== What you will do ==
Copy each line that contains the string "niecka".

-=-=-=-=-

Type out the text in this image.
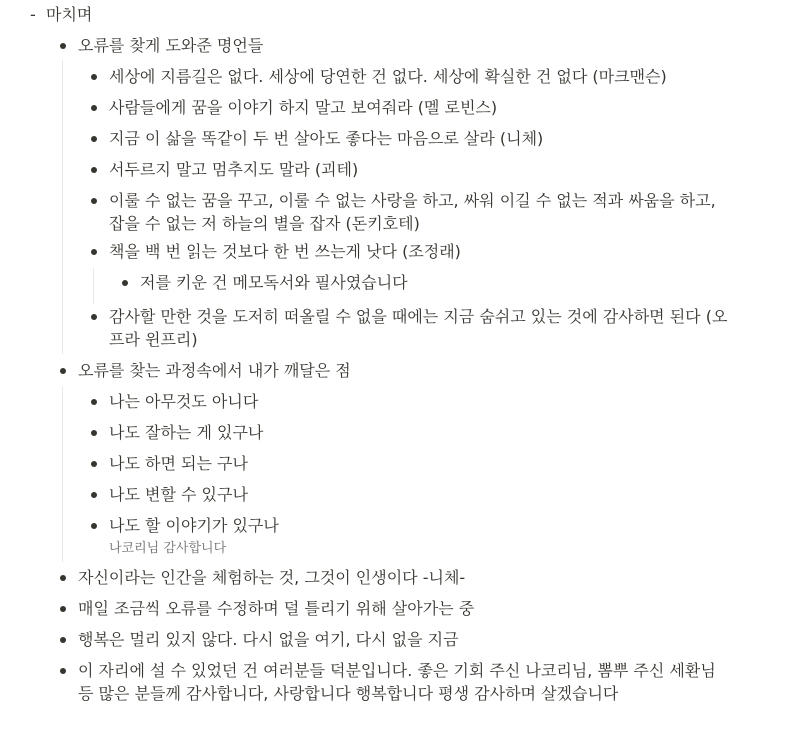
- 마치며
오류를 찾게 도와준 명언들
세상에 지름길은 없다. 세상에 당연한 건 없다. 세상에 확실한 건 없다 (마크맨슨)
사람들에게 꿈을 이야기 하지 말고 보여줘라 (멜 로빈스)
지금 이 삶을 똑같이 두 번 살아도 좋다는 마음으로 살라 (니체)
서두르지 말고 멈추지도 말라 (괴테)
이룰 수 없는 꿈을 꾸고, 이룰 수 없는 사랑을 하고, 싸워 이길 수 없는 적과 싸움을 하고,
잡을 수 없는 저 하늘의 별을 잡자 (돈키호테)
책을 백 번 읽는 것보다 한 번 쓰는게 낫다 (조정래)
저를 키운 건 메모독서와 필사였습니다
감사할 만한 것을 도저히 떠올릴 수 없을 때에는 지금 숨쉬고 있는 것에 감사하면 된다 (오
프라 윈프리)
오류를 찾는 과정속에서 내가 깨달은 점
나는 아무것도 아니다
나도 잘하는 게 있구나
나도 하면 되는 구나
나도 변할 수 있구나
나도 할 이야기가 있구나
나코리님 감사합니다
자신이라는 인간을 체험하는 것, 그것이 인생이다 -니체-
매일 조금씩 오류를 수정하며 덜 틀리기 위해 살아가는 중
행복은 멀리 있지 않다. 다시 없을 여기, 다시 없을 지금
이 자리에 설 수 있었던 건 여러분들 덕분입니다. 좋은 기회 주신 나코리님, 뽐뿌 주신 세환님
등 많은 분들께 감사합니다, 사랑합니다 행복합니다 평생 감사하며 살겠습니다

-=-=-=-=-

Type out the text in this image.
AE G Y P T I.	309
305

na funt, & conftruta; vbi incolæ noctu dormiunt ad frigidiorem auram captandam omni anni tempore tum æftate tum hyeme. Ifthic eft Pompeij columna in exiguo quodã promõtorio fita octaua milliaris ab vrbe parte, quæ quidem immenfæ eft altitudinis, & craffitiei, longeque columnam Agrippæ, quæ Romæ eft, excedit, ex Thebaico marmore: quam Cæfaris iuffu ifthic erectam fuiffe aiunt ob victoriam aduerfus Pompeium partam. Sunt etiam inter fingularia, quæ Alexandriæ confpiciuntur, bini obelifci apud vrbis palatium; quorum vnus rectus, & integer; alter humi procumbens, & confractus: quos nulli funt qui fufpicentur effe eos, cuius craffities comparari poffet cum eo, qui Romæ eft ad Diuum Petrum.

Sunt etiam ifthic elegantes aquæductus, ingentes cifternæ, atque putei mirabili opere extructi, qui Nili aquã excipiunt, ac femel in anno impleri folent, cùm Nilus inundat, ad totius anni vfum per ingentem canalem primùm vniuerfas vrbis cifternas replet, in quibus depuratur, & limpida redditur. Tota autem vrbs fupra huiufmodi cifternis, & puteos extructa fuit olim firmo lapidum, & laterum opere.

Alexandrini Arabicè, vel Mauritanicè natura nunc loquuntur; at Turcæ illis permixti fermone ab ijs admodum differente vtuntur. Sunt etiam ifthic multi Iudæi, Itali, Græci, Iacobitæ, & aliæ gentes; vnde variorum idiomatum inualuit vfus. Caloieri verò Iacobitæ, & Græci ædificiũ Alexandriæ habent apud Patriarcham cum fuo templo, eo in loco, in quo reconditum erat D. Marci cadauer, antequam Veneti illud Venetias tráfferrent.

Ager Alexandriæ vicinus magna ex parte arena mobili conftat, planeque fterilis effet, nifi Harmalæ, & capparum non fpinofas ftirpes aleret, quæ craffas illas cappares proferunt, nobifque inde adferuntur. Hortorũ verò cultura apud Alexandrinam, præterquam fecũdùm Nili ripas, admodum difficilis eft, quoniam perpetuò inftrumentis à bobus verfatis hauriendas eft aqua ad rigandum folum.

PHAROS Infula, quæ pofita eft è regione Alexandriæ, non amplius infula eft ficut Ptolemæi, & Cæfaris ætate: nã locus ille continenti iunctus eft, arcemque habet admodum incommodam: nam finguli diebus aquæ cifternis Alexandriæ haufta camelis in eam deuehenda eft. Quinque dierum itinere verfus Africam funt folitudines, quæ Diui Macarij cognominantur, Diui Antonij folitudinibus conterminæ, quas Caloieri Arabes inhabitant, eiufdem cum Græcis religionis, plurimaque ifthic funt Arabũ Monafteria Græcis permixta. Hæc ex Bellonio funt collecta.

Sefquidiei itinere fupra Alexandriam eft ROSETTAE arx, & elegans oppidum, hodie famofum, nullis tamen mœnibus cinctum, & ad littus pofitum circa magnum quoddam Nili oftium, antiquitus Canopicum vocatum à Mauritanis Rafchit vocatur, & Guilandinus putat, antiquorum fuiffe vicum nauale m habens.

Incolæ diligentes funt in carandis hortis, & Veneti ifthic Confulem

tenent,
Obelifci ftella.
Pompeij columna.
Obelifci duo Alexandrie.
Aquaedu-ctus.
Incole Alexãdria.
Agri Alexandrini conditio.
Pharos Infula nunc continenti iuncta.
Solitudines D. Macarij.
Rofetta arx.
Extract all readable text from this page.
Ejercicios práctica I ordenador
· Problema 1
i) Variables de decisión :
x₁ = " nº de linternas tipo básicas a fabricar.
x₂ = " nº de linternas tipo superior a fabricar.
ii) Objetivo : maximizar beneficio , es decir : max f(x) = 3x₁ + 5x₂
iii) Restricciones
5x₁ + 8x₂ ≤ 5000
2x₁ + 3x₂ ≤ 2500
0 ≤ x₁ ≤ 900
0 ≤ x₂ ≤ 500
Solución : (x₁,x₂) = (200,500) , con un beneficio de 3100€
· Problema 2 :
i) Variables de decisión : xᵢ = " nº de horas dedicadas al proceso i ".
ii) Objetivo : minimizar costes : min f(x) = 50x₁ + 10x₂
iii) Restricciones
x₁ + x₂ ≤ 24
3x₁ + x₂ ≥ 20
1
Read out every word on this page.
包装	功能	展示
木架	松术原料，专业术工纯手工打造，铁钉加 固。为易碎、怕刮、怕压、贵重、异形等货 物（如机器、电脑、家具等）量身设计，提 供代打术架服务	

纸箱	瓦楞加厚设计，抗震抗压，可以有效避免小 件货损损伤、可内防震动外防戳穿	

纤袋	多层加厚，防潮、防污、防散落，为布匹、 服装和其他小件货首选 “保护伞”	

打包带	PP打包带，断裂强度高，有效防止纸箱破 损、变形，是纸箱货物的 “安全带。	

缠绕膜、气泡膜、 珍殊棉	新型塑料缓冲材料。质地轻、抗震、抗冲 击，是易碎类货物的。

-=-=-=-=-

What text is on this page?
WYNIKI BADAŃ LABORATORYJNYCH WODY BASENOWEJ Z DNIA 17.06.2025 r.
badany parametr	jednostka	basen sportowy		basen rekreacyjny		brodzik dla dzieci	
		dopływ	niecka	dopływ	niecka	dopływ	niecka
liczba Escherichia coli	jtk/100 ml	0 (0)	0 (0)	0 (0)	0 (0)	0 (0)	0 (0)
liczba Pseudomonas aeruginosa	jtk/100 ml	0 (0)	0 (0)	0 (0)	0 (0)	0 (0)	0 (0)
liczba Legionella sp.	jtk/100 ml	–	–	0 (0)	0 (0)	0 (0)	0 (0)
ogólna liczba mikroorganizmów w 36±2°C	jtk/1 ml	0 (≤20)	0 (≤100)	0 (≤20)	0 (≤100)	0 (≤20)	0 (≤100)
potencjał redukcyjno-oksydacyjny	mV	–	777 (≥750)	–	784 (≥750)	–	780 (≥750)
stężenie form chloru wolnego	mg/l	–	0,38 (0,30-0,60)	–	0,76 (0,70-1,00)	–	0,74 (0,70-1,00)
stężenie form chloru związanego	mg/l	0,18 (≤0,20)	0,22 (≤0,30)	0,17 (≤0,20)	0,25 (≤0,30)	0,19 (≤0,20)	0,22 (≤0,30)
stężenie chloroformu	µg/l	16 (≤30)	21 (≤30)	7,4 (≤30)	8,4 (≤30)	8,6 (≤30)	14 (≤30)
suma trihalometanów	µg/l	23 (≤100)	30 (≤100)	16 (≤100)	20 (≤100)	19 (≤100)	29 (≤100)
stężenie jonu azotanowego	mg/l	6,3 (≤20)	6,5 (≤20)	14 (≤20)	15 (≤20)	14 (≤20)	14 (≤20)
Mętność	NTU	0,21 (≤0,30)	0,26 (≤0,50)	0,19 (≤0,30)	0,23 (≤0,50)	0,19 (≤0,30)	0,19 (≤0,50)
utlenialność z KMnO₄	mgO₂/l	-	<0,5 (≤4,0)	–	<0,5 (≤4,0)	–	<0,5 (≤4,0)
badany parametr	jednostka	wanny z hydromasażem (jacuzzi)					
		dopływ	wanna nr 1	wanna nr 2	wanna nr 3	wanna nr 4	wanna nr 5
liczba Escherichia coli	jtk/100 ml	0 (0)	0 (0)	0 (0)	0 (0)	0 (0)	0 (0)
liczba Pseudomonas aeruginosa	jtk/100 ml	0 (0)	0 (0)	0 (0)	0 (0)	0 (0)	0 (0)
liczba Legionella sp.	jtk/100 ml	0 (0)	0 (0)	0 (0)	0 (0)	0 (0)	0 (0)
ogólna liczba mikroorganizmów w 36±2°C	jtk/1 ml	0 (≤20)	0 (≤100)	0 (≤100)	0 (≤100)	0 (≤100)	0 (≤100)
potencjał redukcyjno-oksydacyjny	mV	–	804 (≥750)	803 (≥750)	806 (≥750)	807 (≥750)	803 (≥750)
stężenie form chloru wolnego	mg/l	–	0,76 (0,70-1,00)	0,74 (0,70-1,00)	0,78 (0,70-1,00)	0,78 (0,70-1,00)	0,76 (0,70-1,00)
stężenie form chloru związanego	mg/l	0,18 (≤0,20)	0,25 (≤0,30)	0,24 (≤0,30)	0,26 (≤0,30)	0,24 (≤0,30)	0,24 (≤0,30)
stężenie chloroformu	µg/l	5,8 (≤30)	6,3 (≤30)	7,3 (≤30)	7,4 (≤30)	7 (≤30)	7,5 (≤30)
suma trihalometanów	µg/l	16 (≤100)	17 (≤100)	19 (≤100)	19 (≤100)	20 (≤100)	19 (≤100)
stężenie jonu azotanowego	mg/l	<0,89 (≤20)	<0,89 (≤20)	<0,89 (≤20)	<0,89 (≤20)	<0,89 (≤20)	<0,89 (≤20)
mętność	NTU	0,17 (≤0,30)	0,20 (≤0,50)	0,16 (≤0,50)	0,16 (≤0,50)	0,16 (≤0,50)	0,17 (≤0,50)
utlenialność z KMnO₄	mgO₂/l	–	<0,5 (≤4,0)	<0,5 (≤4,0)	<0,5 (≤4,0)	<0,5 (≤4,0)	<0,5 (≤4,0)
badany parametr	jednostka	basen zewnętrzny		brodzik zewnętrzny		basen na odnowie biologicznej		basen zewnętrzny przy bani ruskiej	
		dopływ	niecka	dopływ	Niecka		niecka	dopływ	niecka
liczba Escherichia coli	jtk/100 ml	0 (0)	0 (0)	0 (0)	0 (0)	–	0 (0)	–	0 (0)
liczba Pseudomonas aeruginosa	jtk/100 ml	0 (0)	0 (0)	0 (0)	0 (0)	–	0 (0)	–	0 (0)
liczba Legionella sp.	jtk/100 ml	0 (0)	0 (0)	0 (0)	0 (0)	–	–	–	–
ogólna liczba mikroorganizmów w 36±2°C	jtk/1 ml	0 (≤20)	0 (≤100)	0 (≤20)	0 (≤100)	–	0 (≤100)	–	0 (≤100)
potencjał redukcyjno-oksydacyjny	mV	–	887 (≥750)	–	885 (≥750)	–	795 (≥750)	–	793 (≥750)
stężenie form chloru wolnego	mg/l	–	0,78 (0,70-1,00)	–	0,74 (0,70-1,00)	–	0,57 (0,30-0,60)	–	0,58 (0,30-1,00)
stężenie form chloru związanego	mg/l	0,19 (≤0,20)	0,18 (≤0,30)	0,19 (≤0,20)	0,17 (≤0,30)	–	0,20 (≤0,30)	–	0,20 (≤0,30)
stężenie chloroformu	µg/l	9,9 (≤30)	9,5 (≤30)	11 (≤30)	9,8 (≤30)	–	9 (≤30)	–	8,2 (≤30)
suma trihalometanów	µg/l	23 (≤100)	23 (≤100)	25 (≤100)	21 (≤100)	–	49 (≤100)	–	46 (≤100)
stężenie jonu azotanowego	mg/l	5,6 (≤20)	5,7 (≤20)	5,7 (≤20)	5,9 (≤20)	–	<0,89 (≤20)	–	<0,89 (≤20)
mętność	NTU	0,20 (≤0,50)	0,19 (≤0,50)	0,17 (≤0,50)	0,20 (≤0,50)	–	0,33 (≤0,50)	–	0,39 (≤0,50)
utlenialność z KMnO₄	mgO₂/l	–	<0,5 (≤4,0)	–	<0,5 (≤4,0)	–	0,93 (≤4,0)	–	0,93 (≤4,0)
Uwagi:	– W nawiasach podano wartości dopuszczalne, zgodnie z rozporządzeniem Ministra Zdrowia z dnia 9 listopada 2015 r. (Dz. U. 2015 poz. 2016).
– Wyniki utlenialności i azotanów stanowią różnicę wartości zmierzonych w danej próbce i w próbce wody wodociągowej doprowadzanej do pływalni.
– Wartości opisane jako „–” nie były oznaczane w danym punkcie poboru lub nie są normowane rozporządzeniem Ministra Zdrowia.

-=-=-=-=-

== Solution ==
		dopływ	niecka	dopływ	niecka	dopływ	niecka
		dopływ	niecka	dopływ	Niecka		niecka	dopływ	niecka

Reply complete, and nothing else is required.